### Data entries

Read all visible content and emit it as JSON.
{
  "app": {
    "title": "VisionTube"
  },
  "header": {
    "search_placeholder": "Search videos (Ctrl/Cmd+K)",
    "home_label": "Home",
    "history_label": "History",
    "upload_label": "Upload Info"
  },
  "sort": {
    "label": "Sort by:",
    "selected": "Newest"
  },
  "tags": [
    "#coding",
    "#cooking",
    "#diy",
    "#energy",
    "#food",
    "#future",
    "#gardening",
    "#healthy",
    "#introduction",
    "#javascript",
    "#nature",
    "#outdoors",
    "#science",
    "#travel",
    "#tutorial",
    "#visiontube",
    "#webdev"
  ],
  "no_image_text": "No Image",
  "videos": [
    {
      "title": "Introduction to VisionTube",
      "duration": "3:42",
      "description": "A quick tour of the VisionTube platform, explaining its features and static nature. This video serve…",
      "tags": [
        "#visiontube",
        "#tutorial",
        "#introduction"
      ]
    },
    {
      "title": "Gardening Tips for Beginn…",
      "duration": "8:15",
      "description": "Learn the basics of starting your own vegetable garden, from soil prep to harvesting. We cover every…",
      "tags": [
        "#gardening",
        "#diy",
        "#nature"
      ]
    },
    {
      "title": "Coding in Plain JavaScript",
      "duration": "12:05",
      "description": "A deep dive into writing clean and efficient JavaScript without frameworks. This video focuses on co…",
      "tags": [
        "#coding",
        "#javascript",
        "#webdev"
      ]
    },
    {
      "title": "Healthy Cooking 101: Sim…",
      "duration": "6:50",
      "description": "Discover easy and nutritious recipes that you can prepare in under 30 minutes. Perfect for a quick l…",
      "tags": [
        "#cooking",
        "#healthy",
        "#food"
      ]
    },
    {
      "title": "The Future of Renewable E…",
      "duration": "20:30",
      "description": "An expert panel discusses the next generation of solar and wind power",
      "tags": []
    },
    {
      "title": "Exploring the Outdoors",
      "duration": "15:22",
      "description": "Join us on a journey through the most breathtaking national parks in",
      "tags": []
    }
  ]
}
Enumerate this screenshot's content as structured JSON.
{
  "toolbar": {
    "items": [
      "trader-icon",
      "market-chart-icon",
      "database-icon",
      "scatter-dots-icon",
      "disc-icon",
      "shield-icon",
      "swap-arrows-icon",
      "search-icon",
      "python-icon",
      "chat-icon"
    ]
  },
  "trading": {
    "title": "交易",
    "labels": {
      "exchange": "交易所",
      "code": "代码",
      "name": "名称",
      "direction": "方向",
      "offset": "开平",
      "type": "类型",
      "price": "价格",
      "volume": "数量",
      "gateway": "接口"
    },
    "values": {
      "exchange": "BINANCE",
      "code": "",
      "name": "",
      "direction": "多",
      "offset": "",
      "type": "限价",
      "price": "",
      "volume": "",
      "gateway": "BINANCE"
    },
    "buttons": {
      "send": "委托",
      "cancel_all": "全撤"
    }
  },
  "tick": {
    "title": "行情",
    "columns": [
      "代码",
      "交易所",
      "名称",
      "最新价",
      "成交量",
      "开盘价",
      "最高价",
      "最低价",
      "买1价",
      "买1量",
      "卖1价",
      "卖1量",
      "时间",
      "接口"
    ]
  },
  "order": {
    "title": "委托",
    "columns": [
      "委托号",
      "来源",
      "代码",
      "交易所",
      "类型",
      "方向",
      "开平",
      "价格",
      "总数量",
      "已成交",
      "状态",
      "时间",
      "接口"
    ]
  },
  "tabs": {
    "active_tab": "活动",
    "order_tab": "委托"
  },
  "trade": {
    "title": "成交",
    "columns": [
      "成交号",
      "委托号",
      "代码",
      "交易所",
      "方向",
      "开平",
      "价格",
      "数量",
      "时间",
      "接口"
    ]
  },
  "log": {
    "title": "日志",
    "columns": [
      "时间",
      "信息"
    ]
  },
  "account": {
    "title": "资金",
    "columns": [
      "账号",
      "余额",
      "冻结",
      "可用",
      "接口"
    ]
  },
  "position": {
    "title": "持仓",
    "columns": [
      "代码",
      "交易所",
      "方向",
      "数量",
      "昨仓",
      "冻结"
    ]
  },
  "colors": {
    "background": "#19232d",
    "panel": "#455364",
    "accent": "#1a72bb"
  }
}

### Short task
Show every line where the string "videos" appears.

### Output for this task
    "search_placeholder": "Search videos (Ctrl/Cmd+K)",
  "videos": [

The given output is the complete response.